* **TASK DESCRIPTION**: Show every line in the items below that contains the string "Needles".

* **DATA LISTING**:
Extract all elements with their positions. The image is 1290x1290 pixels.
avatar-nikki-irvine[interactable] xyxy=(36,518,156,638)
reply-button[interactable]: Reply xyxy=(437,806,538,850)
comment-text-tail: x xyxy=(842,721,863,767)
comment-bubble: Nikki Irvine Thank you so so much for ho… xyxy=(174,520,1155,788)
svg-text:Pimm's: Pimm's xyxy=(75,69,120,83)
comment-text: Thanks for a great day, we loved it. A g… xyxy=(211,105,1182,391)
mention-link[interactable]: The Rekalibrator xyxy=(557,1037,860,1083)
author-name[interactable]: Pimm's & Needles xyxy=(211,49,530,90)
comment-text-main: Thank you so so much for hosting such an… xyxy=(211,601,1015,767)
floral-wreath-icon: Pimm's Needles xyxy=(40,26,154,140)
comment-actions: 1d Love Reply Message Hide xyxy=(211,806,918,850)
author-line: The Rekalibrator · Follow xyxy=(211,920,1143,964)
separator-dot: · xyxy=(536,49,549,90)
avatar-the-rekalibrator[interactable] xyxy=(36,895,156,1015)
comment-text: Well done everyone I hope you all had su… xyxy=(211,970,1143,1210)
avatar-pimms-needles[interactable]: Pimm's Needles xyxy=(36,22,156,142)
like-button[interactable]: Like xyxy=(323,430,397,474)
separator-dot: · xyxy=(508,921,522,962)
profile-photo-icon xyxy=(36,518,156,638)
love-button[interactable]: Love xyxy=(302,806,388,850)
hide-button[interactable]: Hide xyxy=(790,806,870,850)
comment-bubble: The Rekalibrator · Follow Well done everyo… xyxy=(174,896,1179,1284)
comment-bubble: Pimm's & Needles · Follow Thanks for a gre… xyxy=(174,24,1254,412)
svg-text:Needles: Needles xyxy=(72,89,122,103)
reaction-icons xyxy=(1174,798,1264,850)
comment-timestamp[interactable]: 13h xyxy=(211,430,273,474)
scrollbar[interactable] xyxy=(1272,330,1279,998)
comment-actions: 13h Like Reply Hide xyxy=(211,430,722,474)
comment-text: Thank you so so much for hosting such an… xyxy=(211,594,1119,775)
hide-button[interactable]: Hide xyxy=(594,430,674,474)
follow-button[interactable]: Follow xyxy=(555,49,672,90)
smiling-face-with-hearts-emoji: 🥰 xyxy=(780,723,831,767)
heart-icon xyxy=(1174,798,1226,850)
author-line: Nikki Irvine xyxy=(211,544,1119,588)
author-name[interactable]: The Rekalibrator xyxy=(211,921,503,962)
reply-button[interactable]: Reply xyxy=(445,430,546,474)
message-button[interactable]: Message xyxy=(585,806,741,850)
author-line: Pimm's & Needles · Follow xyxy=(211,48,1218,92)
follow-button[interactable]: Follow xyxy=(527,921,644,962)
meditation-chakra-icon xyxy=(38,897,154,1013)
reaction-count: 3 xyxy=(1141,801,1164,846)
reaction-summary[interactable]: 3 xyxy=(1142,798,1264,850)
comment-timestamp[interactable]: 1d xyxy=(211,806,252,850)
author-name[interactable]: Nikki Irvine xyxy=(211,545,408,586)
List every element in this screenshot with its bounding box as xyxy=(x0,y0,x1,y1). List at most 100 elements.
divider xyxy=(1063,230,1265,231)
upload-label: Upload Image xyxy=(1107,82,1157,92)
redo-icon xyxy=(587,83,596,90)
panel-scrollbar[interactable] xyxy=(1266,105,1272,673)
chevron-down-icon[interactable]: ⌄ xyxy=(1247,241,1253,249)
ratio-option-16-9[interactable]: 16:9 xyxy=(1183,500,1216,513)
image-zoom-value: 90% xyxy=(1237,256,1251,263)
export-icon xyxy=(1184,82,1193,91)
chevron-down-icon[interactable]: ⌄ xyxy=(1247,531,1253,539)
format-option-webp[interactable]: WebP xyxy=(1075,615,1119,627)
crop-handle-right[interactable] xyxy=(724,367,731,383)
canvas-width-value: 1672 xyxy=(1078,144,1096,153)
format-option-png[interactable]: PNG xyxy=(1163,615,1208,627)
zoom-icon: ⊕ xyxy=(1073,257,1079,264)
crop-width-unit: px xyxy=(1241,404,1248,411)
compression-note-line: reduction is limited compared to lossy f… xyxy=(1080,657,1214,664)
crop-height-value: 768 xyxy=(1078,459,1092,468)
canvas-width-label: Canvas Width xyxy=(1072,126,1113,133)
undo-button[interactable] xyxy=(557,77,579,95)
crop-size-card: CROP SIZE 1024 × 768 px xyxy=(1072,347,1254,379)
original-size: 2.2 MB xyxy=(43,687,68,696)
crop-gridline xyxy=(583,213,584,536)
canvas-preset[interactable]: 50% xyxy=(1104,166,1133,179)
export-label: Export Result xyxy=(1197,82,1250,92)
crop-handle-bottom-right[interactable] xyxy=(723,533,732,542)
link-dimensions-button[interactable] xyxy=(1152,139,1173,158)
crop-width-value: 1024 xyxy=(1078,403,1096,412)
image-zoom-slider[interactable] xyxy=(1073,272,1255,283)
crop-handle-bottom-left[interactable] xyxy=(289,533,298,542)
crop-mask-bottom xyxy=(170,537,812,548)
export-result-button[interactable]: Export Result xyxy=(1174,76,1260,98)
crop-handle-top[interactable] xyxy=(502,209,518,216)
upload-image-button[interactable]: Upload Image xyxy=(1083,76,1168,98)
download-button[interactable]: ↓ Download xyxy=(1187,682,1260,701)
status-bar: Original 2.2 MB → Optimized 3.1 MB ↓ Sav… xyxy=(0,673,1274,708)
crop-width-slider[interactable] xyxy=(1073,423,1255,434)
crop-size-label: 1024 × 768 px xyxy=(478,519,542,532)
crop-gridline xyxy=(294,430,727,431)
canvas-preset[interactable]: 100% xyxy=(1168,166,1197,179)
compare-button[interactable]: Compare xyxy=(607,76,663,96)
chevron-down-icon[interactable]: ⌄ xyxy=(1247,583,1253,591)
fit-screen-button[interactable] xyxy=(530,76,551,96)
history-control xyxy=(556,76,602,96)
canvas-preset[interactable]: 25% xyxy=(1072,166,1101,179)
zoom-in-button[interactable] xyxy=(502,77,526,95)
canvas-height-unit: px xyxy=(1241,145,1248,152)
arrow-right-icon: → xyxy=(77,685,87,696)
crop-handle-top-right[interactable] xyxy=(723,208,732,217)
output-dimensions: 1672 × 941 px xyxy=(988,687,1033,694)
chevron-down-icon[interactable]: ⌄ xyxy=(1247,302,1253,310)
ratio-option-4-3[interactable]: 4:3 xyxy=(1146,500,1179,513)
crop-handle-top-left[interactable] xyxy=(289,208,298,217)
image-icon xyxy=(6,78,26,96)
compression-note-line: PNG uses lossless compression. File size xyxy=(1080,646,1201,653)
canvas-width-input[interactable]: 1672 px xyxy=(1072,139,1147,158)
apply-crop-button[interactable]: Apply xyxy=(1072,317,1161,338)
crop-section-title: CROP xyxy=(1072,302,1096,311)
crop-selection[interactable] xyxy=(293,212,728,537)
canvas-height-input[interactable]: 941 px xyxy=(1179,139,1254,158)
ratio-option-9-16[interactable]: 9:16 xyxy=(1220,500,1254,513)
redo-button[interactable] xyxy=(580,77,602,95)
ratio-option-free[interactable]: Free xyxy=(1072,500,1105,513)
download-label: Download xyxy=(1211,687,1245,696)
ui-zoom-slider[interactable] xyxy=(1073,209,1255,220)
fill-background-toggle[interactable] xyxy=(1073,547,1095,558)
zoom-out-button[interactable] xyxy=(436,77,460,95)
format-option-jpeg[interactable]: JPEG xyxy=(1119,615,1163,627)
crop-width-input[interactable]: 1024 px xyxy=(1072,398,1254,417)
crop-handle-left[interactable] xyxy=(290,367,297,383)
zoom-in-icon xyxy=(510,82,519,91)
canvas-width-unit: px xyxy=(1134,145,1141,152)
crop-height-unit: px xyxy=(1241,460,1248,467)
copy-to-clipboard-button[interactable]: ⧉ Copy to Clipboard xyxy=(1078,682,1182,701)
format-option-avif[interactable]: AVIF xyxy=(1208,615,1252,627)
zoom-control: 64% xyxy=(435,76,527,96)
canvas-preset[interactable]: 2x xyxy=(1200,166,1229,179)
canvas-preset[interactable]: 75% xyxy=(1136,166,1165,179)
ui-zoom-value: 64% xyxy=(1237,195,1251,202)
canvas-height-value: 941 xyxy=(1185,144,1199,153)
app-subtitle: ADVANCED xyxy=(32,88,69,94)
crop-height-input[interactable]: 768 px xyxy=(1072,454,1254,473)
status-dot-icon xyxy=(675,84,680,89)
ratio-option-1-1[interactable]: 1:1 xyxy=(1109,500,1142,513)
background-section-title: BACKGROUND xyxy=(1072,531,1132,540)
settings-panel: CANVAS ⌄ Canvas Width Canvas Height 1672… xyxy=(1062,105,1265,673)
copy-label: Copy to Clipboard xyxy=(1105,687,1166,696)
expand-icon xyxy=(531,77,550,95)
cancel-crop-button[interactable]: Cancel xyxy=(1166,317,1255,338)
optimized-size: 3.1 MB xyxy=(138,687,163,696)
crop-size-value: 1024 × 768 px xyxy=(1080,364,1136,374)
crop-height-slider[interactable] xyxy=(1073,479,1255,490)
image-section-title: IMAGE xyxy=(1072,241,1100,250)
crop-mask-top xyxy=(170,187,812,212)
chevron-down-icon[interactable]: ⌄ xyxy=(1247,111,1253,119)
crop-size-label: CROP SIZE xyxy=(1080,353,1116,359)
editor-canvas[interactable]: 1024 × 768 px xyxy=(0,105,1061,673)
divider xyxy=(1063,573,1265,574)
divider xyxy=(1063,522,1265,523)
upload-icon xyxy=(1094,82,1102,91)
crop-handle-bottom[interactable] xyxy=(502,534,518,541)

* **FINAL RESULT**:
author-name[interactable]: Pimm's & Needles xyxy=(211,49,530,90)
floral-wreath-icon: Pimm's Needles xyxy=(40,26,154,140)
avatar-pimms-needles[interactable]: Pimm's Needles xyxy=(36,22,156,142)
comment-bubble: Pimm's & Needles · Follow Thanks for a gre… xyxy=(174,24,1254,412)
svg-text:Needles: Needles xyxy=(72,89,122,103)
author-line: Pimm's & Needles · Follow xyxy=(211,48,1218,92)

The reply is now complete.